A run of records

((

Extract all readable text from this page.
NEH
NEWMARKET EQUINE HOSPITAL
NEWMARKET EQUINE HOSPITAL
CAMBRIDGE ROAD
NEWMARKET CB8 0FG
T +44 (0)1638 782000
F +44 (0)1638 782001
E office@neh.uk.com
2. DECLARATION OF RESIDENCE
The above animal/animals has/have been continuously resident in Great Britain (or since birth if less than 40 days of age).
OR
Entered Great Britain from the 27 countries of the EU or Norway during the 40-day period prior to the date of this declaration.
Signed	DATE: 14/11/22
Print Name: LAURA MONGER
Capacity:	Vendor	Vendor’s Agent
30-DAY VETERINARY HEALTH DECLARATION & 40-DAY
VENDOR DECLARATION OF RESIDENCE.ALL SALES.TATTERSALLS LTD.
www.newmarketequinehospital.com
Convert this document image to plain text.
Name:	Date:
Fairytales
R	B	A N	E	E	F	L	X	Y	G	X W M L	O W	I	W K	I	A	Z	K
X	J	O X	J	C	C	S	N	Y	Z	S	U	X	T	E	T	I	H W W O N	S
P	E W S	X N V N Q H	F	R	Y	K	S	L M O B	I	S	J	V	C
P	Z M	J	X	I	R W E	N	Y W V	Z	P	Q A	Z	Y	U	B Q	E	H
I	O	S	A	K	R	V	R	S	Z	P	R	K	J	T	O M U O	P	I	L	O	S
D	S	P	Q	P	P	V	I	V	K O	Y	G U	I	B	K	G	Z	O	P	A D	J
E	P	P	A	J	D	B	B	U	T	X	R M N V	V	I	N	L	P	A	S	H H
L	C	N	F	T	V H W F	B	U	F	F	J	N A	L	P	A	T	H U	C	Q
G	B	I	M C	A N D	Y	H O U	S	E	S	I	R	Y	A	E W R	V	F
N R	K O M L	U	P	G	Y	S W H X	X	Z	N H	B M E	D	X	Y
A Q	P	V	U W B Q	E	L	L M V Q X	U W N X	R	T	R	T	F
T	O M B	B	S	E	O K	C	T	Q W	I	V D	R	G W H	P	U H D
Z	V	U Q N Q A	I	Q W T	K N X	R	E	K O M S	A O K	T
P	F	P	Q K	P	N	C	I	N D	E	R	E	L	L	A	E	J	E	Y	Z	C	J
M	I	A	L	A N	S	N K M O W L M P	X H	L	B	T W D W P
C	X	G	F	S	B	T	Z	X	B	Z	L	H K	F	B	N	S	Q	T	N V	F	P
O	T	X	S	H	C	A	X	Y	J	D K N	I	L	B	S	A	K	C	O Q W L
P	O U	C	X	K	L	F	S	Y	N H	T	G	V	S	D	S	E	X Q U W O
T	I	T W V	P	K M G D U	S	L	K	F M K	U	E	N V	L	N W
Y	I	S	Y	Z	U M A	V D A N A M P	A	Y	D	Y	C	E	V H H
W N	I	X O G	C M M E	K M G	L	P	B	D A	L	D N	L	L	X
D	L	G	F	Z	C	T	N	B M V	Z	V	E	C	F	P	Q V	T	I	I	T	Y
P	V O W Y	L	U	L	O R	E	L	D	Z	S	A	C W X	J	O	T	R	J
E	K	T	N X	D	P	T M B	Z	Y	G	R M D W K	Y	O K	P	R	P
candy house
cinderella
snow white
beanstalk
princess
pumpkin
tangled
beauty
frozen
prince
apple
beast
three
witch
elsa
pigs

))

§ TASK DESCRIPTION
Look through the lines above and collect those with the word "RESIDENCE".

§ OUTPUT OF THE TASK
2. DECLARATION OF RESIDENCE
VENDOR DECLARATION OF RESIDENCE.ALL SALES.TATTERSALLS LTD.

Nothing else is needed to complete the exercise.